Required work:
Copy out the listing exactly.

####

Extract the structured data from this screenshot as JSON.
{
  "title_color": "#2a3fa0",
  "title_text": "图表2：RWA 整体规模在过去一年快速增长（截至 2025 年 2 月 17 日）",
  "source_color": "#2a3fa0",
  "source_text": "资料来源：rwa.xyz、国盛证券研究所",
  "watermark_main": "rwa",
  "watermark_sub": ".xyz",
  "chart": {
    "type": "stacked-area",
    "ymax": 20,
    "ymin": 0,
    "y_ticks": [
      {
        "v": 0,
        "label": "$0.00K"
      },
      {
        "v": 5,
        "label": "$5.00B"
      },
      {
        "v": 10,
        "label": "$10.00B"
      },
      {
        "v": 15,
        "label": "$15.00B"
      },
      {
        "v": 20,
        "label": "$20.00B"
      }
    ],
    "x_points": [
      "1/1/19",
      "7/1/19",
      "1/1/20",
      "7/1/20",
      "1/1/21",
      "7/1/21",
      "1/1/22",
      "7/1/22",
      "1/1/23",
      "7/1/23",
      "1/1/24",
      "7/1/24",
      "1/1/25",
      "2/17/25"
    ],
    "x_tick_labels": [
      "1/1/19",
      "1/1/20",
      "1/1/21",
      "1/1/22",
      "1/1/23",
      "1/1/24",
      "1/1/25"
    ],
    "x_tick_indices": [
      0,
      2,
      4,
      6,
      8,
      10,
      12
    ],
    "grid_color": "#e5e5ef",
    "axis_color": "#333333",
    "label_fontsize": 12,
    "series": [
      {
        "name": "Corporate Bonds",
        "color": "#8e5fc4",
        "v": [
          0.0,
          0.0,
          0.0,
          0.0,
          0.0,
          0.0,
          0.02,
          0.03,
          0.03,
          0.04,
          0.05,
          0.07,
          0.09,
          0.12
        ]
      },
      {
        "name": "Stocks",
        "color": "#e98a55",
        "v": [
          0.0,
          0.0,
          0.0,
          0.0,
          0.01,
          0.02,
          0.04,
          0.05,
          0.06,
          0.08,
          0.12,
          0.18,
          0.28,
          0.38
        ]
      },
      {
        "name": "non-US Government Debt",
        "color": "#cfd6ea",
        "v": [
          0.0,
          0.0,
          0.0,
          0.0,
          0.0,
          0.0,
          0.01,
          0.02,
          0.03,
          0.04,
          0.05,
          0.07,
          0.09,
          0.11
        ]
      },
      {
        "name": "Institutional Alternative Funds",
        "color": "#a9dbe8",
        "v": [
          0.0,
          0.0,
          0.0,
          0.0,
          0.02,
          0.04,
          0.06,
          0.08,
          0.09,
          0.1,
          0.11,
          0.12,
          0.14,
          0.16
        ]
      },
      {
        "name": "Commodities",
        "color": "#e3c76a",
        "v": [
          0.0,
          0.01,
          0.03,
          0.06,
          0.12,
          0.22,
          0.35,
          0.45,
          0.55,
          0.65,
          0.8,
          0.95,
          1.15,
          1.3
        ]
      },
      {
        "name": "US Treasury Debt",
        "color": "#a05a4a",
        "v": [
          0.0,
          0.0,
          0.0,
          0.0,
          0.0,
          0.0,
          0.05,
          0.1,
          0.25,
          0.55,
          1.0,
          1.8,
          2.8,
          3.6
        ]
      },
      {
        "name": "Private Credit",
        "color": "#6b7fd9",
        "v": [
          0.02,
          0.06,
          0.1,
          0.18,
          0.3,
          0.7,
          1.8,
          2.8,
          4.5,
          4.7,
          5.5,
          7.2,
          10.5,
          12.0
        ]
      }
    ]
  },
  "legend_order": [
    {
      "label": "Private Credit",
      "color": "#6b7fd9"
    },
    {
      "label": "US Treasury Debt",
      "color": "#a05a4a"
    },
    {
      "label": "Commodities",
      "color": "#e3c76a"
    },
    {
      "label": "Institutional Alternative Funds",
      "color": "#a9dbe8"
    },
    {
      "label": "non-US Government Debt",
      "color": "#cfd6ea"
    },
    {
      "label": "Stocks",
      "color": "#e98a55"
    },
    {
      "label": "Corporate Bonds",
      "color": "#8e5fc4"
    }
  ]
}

####

Response below:
Extract the structured data from this screenshot as JSON.
{
  "title_color": "#2a3fa0",
  "title_text": "图表2：RWA 整体规模在过去一年快速增长（截至 2025 年 2 月 17 日）",
  "source_color": "#2a3fa0",
  "source_text": "资料来源：rwa.xyz、国盛证券研究所",
  "watermark_main": "rwa",
  "watermark_sub": ".xyz",
  "chart": {
    "type": "stacked-area",
    "ymax": 20,
    "ymin": 0,
    "y_ticks": [
      {
        "v": 0,
        "label": "$0.00K"
      },
      {
        "v": 5,
        "label": "$5.00B"
      },
      {
        "v": 10,
        "label": "$10.00B"
      },
      {
        "v": 15,
        "label": "$15.00B"
      },
      {
        "v": 20,
        "label": "$20.00B"
      }
    ],
    "x_points": [
      "1/1/19",
      "7/1/19",
      "1/1/20",
      "7/1/20",
      "1/1/21",
      "7/1/21",
      "1/1/22",
      "7/1/22",
      "1/1/23",
      "7/1/23",
      "1/1/24",
      "7/1/24",
      "1/1/25",
      "2/17/25"
    ],
    "x_tick_labels": [
      "1/1/19",
      "1/1/20",
      "1/1/21",
      "1/1/22",
      "1/1/23",
      "1/1/24",
      "1/1/25"
    ],
    "x_tick_indices": [
      0,
      2,
      4,
      6,
      8,
      10,
      12
    ],
    "grid_color": "#e5e5ef",
    "axis_color": "#333333",
    "label_fontsize": 12,
    "series": [
      {
        "name": "Corporate Bonds",
        "color": "#8e5fc4",
        "v": [
          0.0,
          0.0,
          0.0,
          0.0,
          0.0,
          0.0,
          0.02,
          0.03,
          0.03,
          0.04,
          0.05,
          0.07,
          0.09,
          0.12
        ]
      },
      {
        "name": "Stocks",
        "color": "#e98a55",
        "v": [
          0.0,
          0.0,
          0.0,
          0.0,
          0.01,
          0.02,
          0.04,
          0.05,
          0.06,
          0.08,
          0.12,
          0.18,
          0.28,
          0.38
        ]
      },
      {
        "name": "non-US Government Debt",
        "color": "#cfd6ea",
        "v": [
          0.0,
          0.0,
          0.0,
          0.0,
          0.0,
          0.0,
          0.01,
          0.02,
          0.03,
          0.04,
          0.05,
          0.07,
          0.09,
          0.11
        ]
      },
      {
        "name": "Institutional Alternative Funds",
        "color": "#a9dbe8",
        "v": [
          0.0,
          0.0,
          0.0,
          0.0,
          0.02,
          0.04,
          0.06,
          0.08,
          0.09,
          0.1,
          0.11,
          0.12,
          0.14,
          0.16
        ]
      },
      {
        "name": "Commodities",
        "color": "#e3c76a",
        "v": [
          0.0,
          0.01,
          0.03,
          0.06,
          0.12,
          0.22,
          0.35,
          0.45,
          0.55,
          0.65,
          0.8,
          0.95,
          1.15,
          1.3
        ]
      },
      {
        "name": "US Treasury Debt",
        "color": "#a05a4a",
        "v": [
          0.0,
          0.0,
          0.0,
          0.0,
          0.0,
          0.0,
          0.05,
          0.1,
          0.25,
          0.55,
          1.0,
          1.8,
          2.8,
          3.6
        ]
      },
      {
        "name": "Private Credit",
        "color": "#6b7fd9",
        "v": [
          0.02,
          0.06,
          0.1,
          0.18,
          0.3,
          0.7,
          1.8,
          2.8,
          4.5,
          4.7,
          5.5,
          7.2,
          10.5,
          12.0
        ]
      }
    ]
  },
  "legend_order": [
    {
      "label": "Private Credit",
      "color": "#6b7fd9"
    },
    {
      "label": "US Treasury Debt",
      "color": "#a05a4a"
    },
    {
      "label": "Commodities",
      "color": "#e3c76a"
    },
    {
      "label": "Institutional Alternative Funds",
      "color": "#a9dbe8"
    },
    {
      "label": "non-US Government Debt",
      "color": "#cfd6ea"
    },
    {
      "label": "Stocks",
      "color": "#e98a55"
    },
    {
      "label": "Corporate Bonds",
      "color": "#8e5fc4"
    }
  ]
}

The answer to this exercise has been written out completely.